Your objective: Provide an exact reproduction of every entry.

Listing:
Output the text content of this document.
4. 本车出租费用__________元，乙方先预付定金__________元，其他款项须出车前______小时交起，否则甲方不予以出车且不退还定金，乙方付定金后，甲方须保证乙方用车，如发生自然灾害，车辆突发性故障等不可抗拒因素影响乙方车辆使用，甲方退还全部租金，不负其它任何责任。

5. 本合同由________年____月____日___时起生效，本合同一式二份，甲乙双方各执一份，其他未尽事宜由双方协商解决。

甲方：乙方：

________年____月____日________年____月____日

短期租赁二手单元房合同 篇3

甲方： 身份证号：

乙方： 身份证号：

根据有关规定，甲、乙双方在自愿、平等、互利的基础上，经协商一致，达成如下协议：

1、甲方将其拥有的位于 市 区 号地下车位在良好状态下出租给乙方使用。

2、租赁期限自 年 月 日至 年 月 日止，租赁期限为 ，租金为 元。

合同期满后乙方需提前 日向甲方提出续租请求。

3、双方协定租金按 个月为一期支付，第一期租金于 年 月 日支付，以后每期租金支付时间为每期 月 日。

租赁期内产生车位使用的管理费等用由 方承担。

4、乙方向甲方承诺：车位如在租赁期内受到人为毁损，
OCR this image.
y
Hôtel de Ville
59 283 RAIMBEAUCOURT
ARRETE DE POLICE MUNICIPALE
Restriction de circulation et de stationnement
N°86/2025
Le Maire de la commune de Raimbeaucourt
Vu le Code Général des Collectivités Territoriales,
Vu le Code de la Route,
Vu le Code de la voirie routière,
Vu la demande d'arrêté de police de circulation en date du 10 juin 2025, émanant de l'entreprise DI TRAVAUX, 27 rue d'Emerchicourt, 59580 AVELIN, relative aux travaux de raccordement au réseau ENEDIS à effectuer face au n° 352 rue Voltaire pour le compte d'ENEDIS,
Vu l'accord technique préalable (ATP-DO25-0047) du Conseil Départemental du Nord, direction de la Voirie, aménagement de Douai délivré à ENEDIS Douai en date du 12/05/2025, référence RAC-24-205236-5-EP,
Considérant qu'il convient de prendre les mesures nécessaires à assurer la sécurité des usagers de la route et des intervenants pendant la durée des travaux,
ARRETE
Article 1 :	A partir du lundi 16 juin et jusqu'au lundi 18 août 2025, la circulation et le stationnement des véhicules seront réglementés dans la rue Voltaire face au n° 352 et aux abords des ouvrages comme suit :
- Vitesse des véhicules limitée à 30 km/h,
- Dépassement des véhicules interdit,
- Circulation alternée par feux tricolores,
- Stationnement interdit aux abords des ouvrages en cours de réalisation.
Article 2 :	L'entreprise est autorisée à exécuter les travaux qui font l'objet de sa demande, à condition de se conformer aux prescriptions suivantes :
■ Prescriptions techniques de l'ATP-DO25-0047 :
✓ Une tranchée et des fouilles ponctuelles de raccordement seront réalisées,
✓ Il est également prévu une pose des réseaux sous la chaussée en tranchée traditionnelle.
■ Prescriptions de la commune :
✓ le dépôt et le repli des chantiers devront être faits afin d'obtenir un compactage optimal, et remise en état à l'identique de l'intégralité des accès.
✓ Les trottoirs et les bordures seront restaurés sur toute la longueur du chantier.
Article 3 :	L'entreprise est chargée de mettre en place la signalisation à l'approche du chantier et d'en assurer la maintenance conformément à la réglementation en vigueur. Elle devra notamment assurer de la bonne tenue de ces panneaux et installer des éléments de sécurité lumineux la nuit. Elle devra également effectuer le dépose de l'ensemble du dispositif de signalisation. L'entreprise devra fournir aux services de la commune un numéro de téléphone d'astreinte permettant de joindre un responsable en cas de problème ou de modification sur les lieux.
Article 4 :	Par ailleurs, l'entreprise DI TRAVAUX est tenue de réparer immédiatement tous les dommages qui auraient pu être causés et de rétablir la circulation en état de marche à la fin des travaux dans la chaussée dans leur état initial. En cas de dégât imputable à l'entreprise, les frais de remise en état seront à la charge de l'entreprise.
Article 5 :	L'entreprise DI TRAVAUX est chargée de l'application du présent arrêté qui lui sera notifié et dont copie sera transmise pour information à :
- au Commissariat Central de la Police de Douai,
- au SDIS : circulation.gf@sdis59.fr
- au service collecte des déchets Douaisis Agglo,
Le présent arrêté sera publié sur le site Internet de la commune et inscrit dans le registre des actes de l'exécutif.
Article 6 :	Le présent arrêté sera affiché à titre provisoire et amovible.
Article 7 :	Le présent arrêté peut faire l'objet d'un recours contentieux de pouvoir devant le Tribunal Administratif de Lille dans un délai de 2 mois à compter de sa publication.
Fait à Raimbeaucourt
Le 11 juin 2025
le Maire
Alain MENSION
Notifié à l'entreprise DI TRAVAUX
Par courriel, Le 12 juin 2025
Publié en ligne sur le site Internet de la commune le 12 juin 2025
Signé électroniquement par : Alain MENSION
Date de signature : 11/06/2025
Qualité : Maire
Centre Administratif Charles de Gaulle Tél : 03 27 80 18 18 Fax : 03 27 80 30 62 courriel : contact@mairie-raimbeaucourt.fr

Complete output:
Output the text content of this document.
4. 本车出租费用__________元，乙方先预付定金__________元，其他款项须出车前______小时交起，否则甲方不予以出车且不退还定金，乙方付定金后，甲方须保证乙方用车，如发生自然灾害，车辆突发性故障等不可抗拒因素影响乙方车辆使用，甲方退还全部租金，不负其它任何责任。

5. 本合同由________年____月____日___时起生效，本合同一式二份，甲乙双方各执一份，其他未尽事宜由双方协商解决。

甲方：乙方：

________年____月____日________年____月____日

短期租赁二手单元房合同 篇3

甲方： 身份证号：

乙方： 身份证号：

根据有关规定，甲、乙双方在自愿、平等、互利的基础上，经协商一致，达成如下协议：

1、甲方将其拥有的位于 市 区 号地下车位在良好状态下出租给乙方使用。

2、租赁期限自 年 月 日至 年 月 日止，租赁期限为 ，租金为 元。

合同期满后乙方需提前 日向甲方提出续租请求。

3、双方协定租金按 个月为一期支付，第一期租金于 年 月 日支付，以后每期租金支付时间为每期 月 日。

租赁期内产生车位使用的管理费等用由 方承担。

4、乙方向甲方承诺：车位如在租赁期内受到人为毁损，
OCR this image.
y
Hôtel de Ville
59 283 RAIMBEAUCOURT
ARRETE DE POLICE MUNICIPALE
Restriction de circulation et de stationnement
N°86/2025
Le Maire de la commune de Raimbeaucourt
Vu le Code Général des Collectivités Territoriales,
Vu le Code de la Route,
Vu le Code de la voirie routière,
Vu la demande d'arrêté de police de circulation en date du 10 juin 2025, émanant de l'entreprise DI TRAVAUX, 27 rue d'Emerchicourt, 59580 AVELIN, relative aux travaux de raccordement au réseau ENEDIS à effectuer face au n° 352 rue Voltaire pour le compte d'ENEDIS,
Vu l'accord technique préalable (ATP-DO25-0047) du Conseil Départemental du Nord, direction de la Voirie, aménagement de Douai délivré à ENEDIS Douai en date du 12/05/2025, référence RAC-24-205236-5-EP,
Considérant qu'il convient de prendre les mesures nécessaires à assurer la sécurité des usagers de la route et des intervenants pendant la durée des travaux,
ARRETE
Article 1 :	A partir du lundi 16 juin et jusqu'au lundi 18 août 2025, la circulation et le stationnement des véhicules seront réglementés dans la rue Voltaire face au n° 352 et aux abords des ouvrages comme suit :
- Vitesse des véhicules limitée à 30 km/h,
- Dépassement des véhicules interdit,
- Circulation alternée par feux tricolores,
- Stationnement interdit aux abords des ouvrages en cours de réalisation.
Article 2 :	L'entreprise est autorisée à exécuter les travaux qui font l'objet de sa demande, à condition de se conformer aux prescriptions suivantes :
■ Prescriptions techniques de l'ATP-DO25-0047 :
✓ Une tranchée et des fouilles ponctuelles de raccordement seront réalisées,
✓ Il est également prévu une pose des réseaux sous la chaussée en tranchée traditionnelle.
■ Prescriptions de la commune :
✓ le dépôt et le repli des chantiers devront être faits afin d'obtenir un compactage optimal, et remise en état à l'identique de l'intégralité des accès.
✓ Les trottoirs et les bordures seront restaurés sur toute la longueur du chantier.
Article 3 :	L'entreprise est chargée de mettre en place la signalisation à l'approche du chantier et d'en assurer la maintenance conformément à la réglementation en vigueur. Elle devra notamment assurer de la bonne tenue de ces panneaux et installer des éléments de sécurité lumineux la nuit. Elle devra également effectuer le dépose de l'ensemble du dispositif de signalisation. L'entreprise devra fournir aux services de la commune un numéro de téléphone d'astreinte permettant de joindre un responsable en cas de problème ou de modification sur les lieux.
Article 4 :	Par ailleurs, l'entreprise DI TRAVAUX est tenue de réparer immédiatement tous les dommages qui auraient pu être causés et de rétablir la circulation en état de marche à la fin des travaux dans la chaussée dans leur état initial. En cas de dégât imputable à l'entreprise, les frais de remise en état seront à la charge de l'entreprise.
Article 5 :	L'entreprise DI TRAVAUX est chargée de l'application du présent arrêté qui lui sera notifié et dont copie sera transmise pour information à :
- au Commissariat Central de la Police de Douai,
- au SDIS : circulation.gf@sdis59.fr
- au service collecte des déchets Douaisis Agglo,
Le présent arrêté sera publié sur le site Internet de la commune et inscrit dans le registre des actes de l'exécutif.
Article 6 :	Le présent arrêté sera affiché à titre provisoire et amovible.
Article 7 :	Le présent arrêté peut faire l'objet d'un recours contentieux de pouvoir devant le Tribunal Administratif de Lille dans un délai de 2 mois à compter de sa publication.
Fait à Raimbeaucourt
Le 11 juin 2025
le Maire
Alain MENSION
Notifié à l'entreprise DI TRAVAUX
Par courriel, Le 12 juin 2025
Publié en ligne sur le site Internet de la commune le 12 juin 2025
Signé électroniquement par : Alain MENSION
Date de signature : 11/06/2025
Qualité : Maire
Centre Administratif Charles de Gaulle Tél : 03 27 80 18 18 Fax : 03 27 80 30 62 courriel : contact@mairie-raimbeaucourt.fr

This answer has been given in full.